PROBLEM REQUIREMENTS
From the listing below, pull out the lines that hold "title".

DATA FOR PROCESSING
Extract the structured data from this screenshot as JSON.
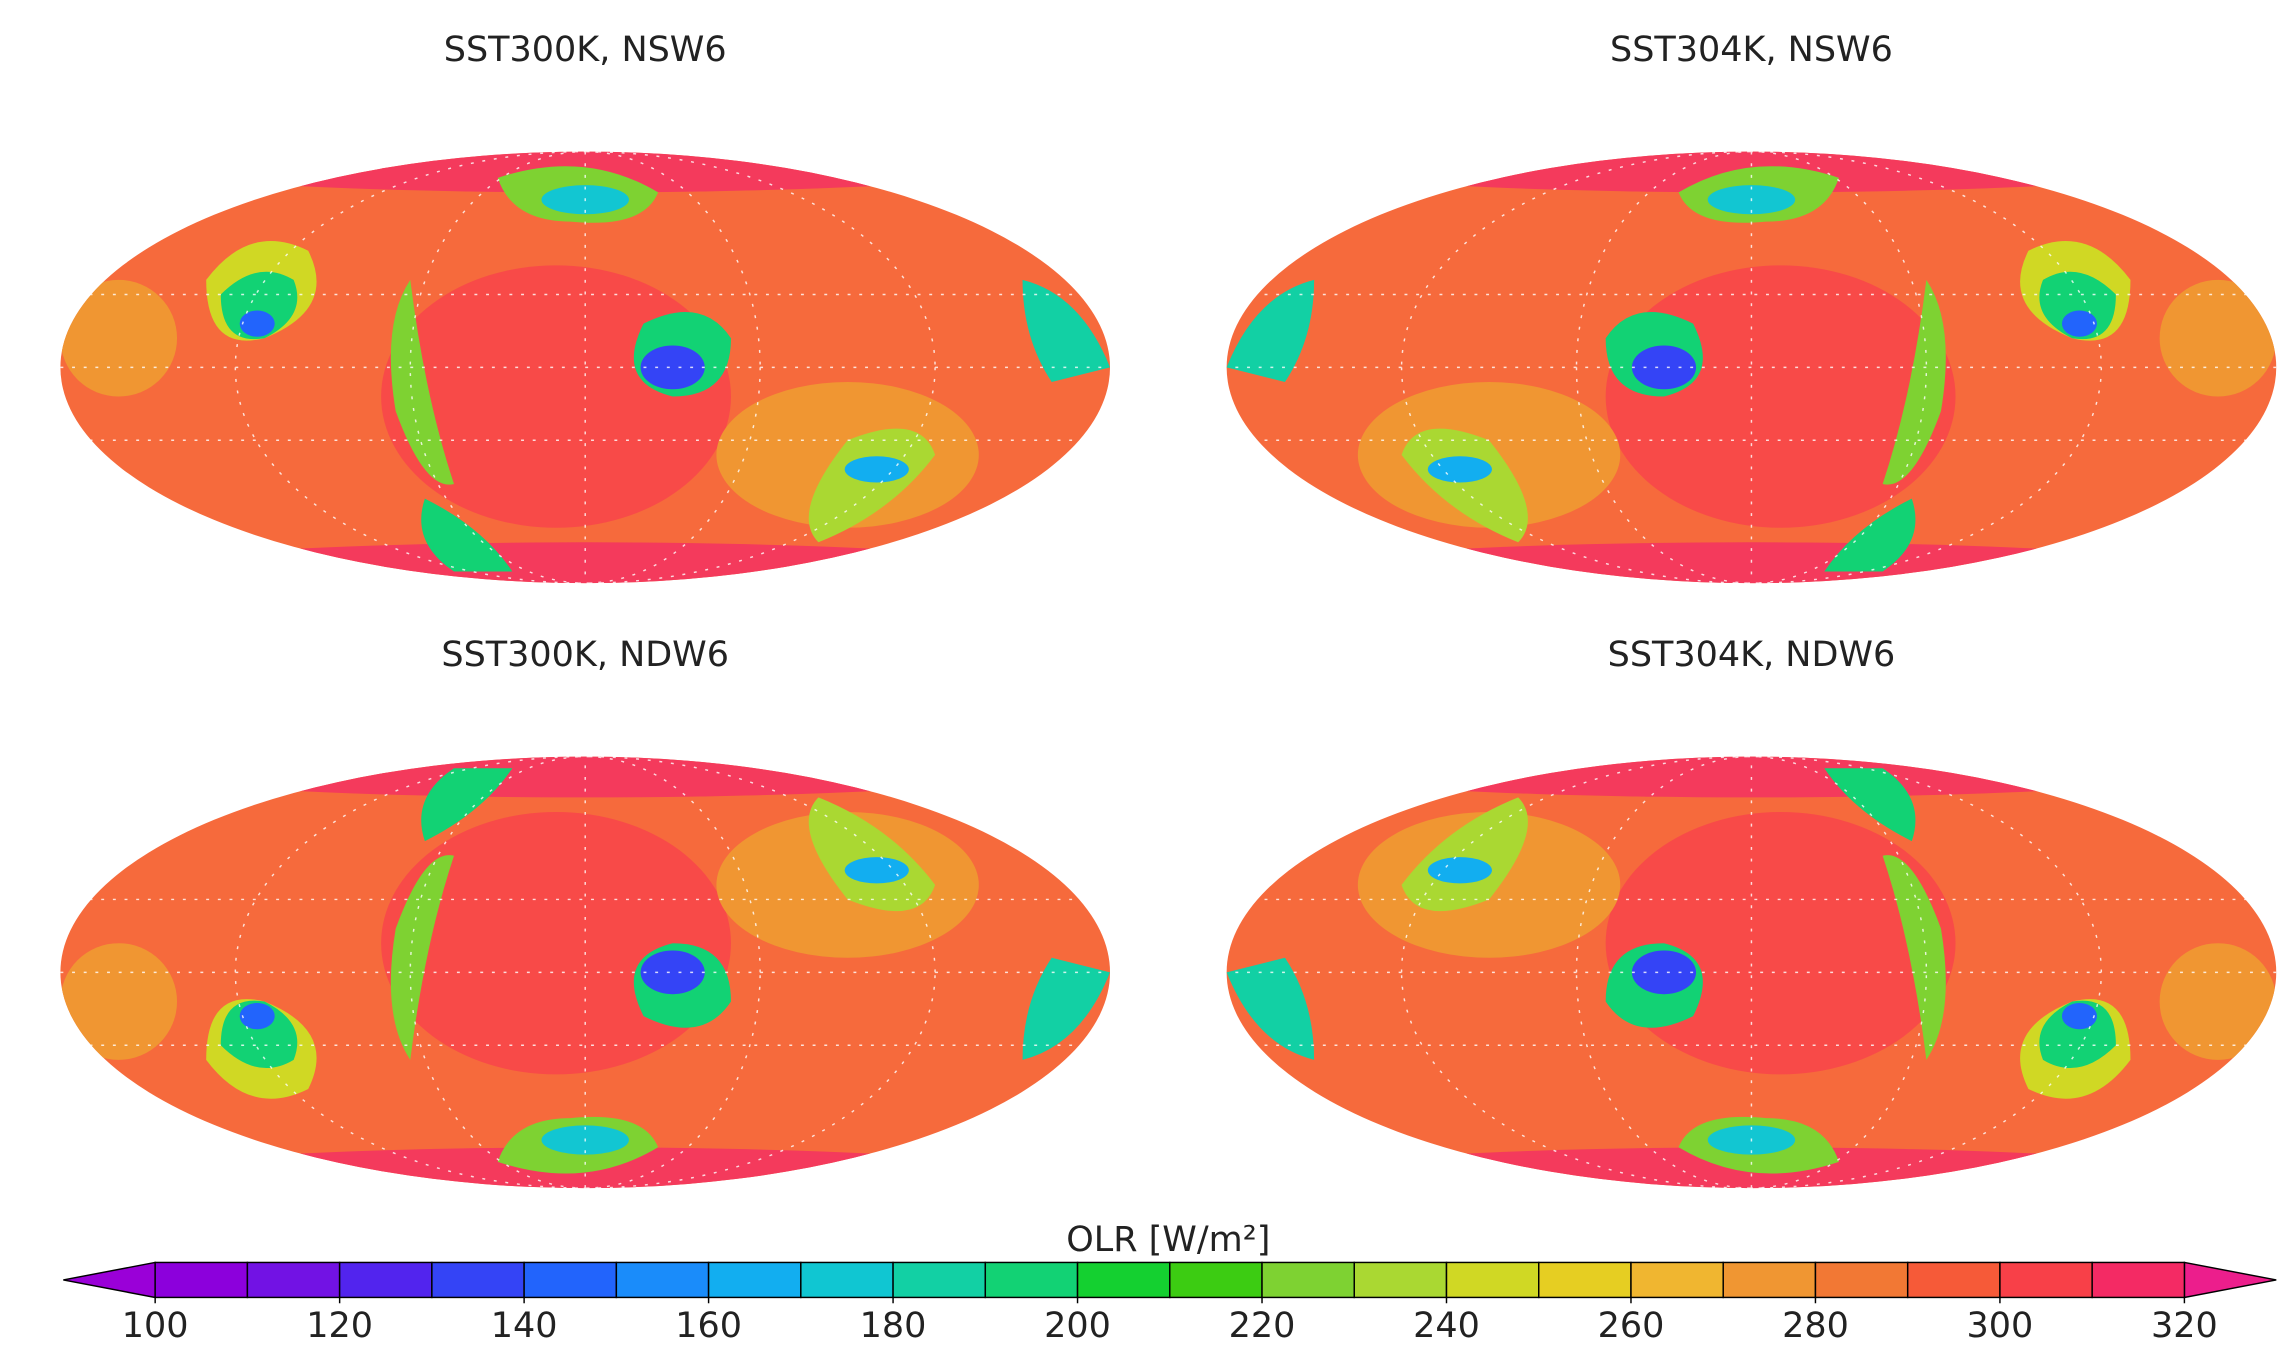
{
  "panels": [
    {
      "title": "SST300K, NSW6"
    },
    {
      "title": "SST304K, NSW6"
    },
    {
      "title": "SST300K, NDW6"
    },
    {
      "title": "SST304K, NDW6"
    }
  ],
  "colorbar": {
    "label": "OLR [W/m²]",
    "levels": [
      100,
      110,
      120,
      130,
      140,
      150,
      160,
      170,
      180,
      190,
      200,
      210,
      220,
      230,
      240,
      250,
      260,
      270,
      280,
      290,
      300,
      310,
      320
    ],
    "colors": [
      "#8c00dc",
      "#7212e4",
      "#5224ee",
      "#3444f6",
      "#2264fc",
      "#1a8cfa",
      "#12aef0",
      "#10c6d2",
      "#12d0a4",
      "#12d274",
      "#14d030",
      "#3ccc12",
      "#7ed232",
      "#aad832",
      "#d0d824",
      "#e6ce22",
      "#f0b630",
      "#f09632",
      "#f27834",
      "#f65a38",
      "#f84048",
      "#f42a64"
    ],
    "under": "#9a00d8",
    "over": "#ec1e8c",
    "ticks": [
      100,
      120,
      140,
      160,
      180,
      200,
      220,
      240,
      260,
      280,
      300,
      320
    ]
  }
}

EXERCISE OUTPUT
      "title": "SST300K, NSW6"
      "title": "SST304K, NSW6"
      "title": "SST300K, NDW6"
      "title": "SST304K, NDW6"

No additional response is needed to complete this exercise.